■ Problem details
Show, in full, each line of the data that contains "name".

■ Extracted data entries
-=-=-=-=-

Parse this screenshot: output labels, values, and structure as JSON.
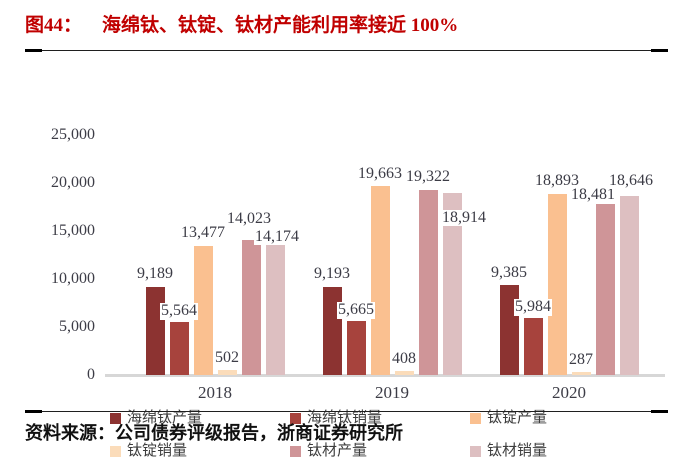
{
  "figure": {
    "label": "图44：",
    "title": "海绵钛、钛锭、钛材产能利用率接近 100%"
  },
  "source": {
    "text": "资料来源：公司债券评级报告，浙商证券研究所"
  },
  "colors": {
    "title_red": "#C00000",
    "axis_text": "#3c3c46",
    "baseline": "#d7d7d7"
  },
  "chart_data": {
    "type": "bar",
    "categories": [
      "2018",
      "2019",
      "2020"
    ],
    "series": [
      {
        "name": "海绵钛产量",
        "color": "#8C3331",
        "values": [
          9189,
          9193,
          9385
        ],
        "labels": [
          "9,189",
          "9,193",
          "9,385"
        ]
      },
      {
        "name": "海绵钛销量",
        "color": "#A7433D",
        "values": [
          5564,
          5665,
          5984
        ],
        "labels": [
          "5,564",
          "5,665",
          "5,984"
        ]
      },
      {
        "name": "钛锭产量",
        "color": "#FAC090",
        "values": [
          13477,
          19663,
          18893
        ],
        "labels": [
          "13,477",
          "19,663",
          "18,893"
        ]
      },
      {
        "name": "钛锭销量",
        "color": "#FBDCBA",
        "values": [
          502,
          408,
          287
        ],
        "labels": [
          "502",
          "408",
          "287"
        ]
      },
      {
        "name": "钛材产量",
        "color": "#CF9598",
        "values": [
          14023,
          19322,
          18481
        ],
        "labels": [
          "14,023",
          "19,322",
          "18,481"
        ]
      },
      {
        "name": "钛材销量",
        "color": "#DDBFC1",
        "values": [
          14174,
          18914,
          18646
        ],
        "labels": [
          "14,174",
          "18,914",
          "18,646"
        ]
      }
    ],
    "ylim": [
      0,
      25000
    ],
    "yticks": [
      "25,000",
      "20,000",
      "15,000",
      "10,000",
      "5,000",
      "0"
    ],
    "grid": false,
    "legend_position": "bottom",
    "title": "海绵钛、钛锭、钛材产能利用率接近 100%",
    "xlabel": "",
    "ylabel": ""
  }
}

-=-=-=-=-

■ Answer below
        "name": "海绵钛产量",
        "name": "海绵钛销量",
        "name": "钛锭产量",
        "name": "钛锭销量",
        "name": "钛材产量",
        "name": "钛材销量",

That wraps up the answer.